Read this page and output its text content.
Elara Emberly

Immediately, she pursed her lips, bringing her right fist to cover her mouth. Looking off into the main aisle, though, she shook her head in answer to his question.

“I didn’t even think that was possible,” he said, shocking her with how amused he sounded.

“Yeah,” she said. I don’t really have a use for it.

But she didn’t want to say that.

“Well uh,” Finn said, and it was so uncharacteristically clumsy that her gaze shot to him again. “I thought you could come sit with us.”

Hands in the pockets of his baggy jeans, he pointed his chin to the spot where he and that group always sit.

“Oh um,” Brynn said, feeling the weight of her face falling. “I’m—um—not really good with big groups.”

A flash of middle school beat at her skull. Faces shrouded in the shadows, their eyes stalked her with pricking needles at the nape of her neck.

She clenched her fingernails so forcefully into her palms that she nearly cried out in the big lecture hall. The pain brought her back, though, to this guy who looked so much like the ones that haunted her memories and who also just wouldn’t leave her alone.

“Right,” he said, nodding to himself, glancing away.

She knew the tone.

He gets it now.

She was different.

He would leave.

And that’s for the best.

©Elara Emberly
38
——
#### [WHAT IS NEEDED]
Repeat every line of the material exactly as given.

#### [TASK SOLUTION]
Read this page and output its text content.
Elara Emberly

Immediately, she pursed her lips, bringing her right fist to cover her mouth. Looking off into the main aisle, though, she shook her head in answer to his question.

“I didn’t even think that was possible,” he said, shocking her with how amused he sounded.

“Yeah,” she said. I don’t really have a use for it.

But she didn’t want to say that.

“Well uh,” Finn said, and it was so uncharacteristically clumsy that her gaze shot to him again. “I thought you could come sit with us.”

Hands in the pockets of his baggy jeans, he pointed his chin to the spot where he and that group always sit.

“Oh um,” Brynn said, feeling the weight of her face falling. “I’m—um—not really good with big groups.”

A flash of middle school beat at her skull. Faces shrouded in the shadows, their eyes stalked her with pricking needles at the nape of her neck.

She clenched her fingernails so forcefully into her palms that she nearly cried out in the big lecture hall. The pain brought her back, though, to this guy who looked so much like the ones that haunted her memories and who also just wouldn’t leave her alone.

“Right,” he said, nodding to himself, glancing away.

She knew the tone.

He gets it now.

She was different.

He would leave.

And that’s for the best.

©Elara Emberly
38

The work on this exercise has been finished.